== What the task asks ==
Reproduce all records verbatim.

Entries from a dataset
[BEGIN]
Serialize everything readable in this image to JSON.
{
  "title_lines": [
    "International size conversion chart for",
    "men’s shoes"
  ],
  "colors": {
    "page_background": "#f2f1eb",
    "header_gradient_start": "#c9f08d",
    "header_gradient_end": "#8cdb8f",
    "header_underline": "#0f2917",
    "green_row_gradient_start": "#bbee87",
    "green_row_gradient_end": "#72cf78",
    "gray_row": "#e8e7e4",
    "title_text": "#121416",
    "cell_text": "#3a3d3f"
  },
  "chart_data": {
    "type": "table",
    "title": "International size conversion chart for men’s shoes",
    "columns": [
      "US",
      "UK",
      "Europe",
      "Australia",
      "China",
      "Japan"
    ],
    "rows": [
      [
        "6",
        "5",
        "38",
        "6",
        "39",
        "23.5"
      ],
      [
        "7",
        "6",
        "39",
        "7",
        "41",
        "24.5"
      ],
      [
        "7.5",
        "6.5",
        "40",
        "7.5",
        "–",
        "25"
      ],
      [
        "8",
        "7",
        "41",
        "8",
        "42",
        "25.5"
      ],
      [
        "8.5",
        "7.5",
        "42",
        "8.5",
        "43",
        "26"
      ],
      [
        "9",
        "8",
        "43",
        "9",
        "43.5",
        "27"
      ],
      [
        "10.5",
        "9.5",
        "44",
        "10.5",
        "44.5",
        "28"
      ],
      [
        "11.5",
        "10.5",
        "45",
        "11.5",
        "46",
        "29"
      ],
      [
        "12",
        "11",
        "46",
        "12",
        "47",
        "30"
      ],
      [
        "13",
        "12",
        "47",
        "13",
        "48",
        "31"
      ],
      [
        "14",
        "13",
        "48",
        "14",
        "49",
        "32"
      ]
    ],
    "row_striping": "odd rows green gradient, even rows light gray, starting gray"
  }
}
[END]
== Written response ==
Serialize everything readable in this image to JSON.
{
  "title_lines": [
    "International size conversion chart for",
    "men’s shoes"
  ],
  "colors": {
    "page_background": "#f2f1eb",
    "header_gradient_start": "#c9f08d",
    "header_gradient_end": "#8cdb8f",
    "header_underline": "#0f2917",
    "green_row_gradient_start": "#bbee87",
    "green_row_gradient_end": "#72cf78",
    "gray_row": "#e8e7e4",
    "title_text": "#121416",
    "cell_text": "#3a3d3f"
  },
  "chart_data": {
    "type": "table",
    "title": "International size conversion chart for men’s shoes",
    "columns": [
      "US",
      "UK",
      "Europe",
      "Australia",
      "China",
      "Japan"
    ],
    "rows": [
      [
        "6",
        "5",
        "38",
        "6",
        "39",
        "23.5"
      ],
      [
        "7",
        "6",
        "39",
        "7",
        "41",
        "24.5"
      ],
      [
        "7.5",
        "6.5",
        "40",
        "7.5",
        "–",
        "25"
      ],
      [
        "8",
        "7",
        "41",
        "8",
        "42",
        "25.5"
      ],
      [
        "8.5",
        "7.5",
        "42",
        "8.5",
        "43",
        "26"
      ],
      [
        "9",
        "8",
        "43",
        "9",
        "43.5",
        "27"
      ],
      [
        "10.5",
        "9.5",
        "44",
        "10.5",
        "44.5",
        "28"
      ],
      [
        "11.5",
        "10.5",
        "45",
        "11.5",
        "46",
        "29"
      ],
      [
        "12",
        "11",
        "46",
        "12",
        "47",
        "30"
      ],
      [
        "13",
        "12",
        "47",
        "13",
        "48",
        "31"
      ],
      [
        "14",
        "13",
        "48",
        "14",
        "49",
        "32"
      ]
    ],
    "row_striping": "odd rows green gradient, even rows light gray, starting gray"
  }
}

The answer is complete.